**Problem to work on:** Sort through the data and copy the lines holding the word "LIFE".

Entries from a dataset:

_ _ _

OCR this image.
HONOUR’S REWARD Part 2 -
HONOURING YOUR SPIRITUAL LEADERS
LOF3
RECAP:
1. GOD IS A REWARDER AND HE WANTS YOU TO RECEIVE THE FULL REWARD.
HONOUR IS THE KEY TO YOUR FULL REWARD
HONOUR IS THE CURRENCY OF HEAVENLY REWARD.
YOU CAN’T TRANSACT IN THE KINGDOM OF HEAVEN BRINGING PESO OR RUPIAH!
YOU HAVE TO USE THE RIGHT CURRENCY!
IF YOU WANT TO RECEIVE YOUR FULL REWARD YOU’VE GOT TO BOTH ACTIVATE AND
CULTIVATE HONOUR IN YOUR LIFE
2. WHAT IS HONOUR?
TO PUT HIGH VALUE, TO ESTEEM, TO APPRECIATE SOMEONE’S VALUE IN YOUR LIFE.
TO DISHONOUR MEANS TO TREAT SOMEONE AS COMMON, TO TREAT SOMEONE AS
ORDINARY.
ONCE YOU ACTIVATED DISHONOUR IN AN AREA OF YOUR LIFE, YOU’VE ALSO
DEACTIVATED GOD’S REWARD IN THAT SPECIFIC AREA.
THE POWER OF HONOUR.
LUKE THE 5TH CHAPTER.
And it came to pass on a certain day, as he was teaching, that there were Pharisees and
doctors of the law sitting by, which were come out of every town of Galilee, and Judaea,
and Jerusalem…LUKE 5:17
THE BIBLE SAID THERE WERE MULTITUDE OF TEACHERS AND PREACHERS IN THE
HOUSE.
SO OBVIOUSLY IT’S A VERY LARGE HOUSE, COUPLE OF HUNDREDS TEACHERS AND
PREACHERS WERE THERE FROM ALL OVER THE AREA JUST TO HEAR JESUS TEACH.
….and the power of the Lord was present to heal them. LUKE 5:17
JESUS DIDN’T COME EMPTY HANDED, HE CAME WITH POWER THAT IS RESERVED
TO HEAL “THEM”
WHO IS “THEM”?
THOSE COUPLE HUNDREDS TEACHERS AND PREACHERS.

_ _ _

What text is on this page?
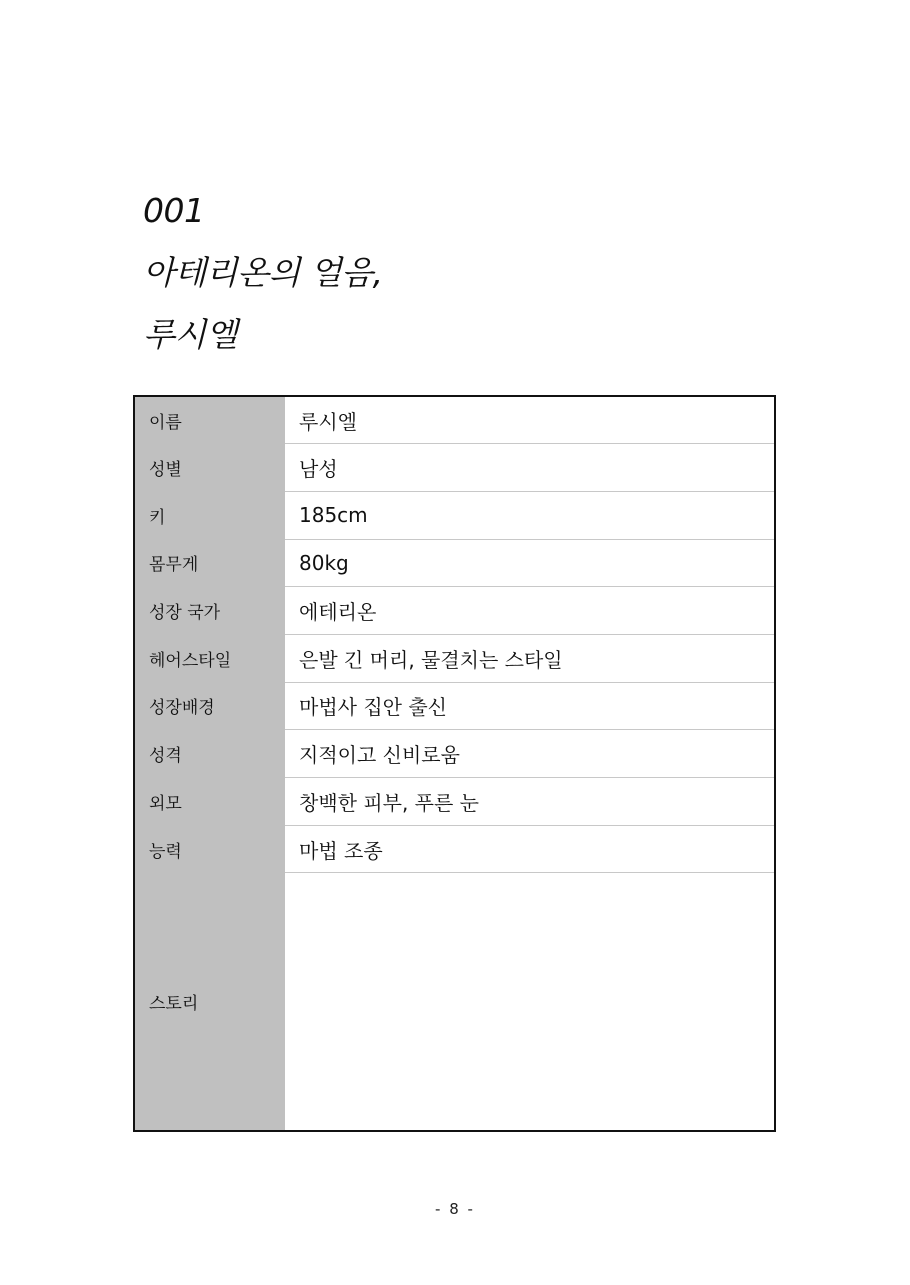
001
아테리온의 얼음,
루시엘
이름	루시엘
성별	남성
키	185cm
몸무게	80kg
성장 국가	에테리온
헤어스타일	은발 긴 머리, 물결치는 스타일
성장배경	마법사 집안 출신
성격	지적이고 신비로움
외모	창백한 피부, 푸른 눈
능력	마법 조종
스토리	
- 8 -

_ _ _

**Solved problem:**
CULTIVATE HONOUR IN YOUR LIFE
TO PUT HIGH VALUE, TO ESTEEM, TO APPRECIATE SOMEONE’S VALUE IN YOUR LIFE.
ONCE YOU ACTIVATED DISHONOUR IN AN AREA OF YOUR LIFE, YOU’VE ALSO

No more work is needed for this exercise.